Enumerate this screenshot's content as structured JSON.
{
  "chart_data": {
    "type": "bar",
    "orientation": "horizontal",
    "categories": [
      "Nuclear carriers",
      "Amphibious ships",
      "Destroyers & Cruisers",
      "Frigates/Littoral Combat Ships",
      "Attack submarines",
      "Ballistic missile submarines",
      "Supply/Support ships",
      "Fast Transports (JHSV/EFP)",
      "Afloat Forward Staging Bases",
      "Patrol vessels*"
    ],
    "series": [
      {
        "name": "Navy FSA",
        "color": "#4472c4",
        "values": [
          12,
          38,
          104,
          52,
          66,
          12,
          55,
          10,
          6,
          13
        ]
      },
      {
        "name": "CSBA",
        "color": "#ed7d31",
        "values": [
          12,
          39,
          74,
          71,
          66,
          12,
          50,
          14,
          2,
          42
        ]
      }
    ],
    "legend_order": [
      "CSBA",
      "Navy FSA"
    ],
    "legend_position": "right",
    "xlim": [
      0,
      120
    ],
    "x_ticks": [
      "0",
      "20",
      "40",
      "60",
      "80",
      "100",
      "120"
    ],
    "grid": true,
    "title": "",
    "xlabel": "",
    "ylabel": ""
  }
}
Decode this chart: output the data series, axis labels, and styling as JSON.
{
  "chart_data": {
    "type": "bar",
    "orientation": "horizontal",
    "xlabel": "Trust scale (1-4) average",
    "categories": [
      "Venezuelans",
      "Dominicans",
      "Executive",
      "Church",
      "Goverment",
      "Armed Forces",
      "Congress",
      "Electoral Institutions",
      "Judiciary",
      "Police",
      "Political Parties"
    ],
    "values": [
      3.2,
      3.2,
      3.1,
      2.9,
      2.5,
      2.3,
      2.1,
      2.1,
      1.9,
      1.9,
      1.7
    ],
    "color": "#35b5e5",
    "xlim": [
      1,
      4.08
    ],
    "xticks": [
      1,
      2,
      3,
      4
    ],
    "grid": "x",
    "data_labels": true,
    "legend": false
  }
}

#####

Goal -
Each record must be returned exactly as it is written.

Result -
Enumerate this screenshot's content as structured JSON.
{
  "chart_data": {
    "type": "bar",
    "orientation": "horizontal",
    "categories": [
      "Nuclear carriers",
      "Amphibious ships",
      "Destroyers & Cruisers",
      "Frigates/Littoral Combat Ships",
      "Attack submarines",
      "Ballistic missile submarines",
      "Supply/Support ships",
      "Fast Transports (JHSV/EFP)",
      "Afloat Forward Staging Bases",
      "Patrol vessels*"
    ],
    "series": [
      {
        "name": "Navy FSA",
        "color": "#4472c4",
        "values": [
          12,
          38,
          104,
          52,
          66,
          12,
          55,
          10,
          6,
          13
        ]
      },
      {
        "name": "CSBA",
        "color": "#ed7d31",
        "values": [
          12,
          39,
          74,
          71,
          66,
          12,
          50,
          14,
          2,
          42
        ]
      }
    ],
    "legend_order": [
      "CSBA",
      "Navy FSA"
    ],
    "legend_position": "right",
    "xlim": [
      0,
      120
    ],
    "x_ticks": [
      "0",
      "20",
      "40",
      "60",
      "80",
      "100",
      "120"
    ],
    "grid": true,
    "title": "",
    "xlabel": "",
    "ylabel": ""
  }
}
Decode this chart: output the data series, axis labels, and styling as JSON.
{
  "chart_data": {
    "type": "bar",
    "orientation": "horizontal",
    "xlabel": "Trust scale (1-4) average",
    "categories": [
      "Venezuelans",
      "Dominicans",
      "Executive",
      "Church",
      "Goverment",
      "Armed Forces",
      "Congress",
      "Electoral Institutions",
      "Judiciary",
      "Police",
      "Political Parties"
    ],
    "values": [
      3.2,
      3.2,
      3.1,
      2.9,
      2.5,
      2.3,
      2.1,
      2.1,
      1.9,
      1.9,
      1.7
    ],
    "color": "#35b5e5",
    "xlim": [
      1,
      4.08
    ],
    "xticks": [
      1,
      2,
      3,
      4
    ],
    "grid": "x",
    "data_labels": true,
    "legend": false
  }
}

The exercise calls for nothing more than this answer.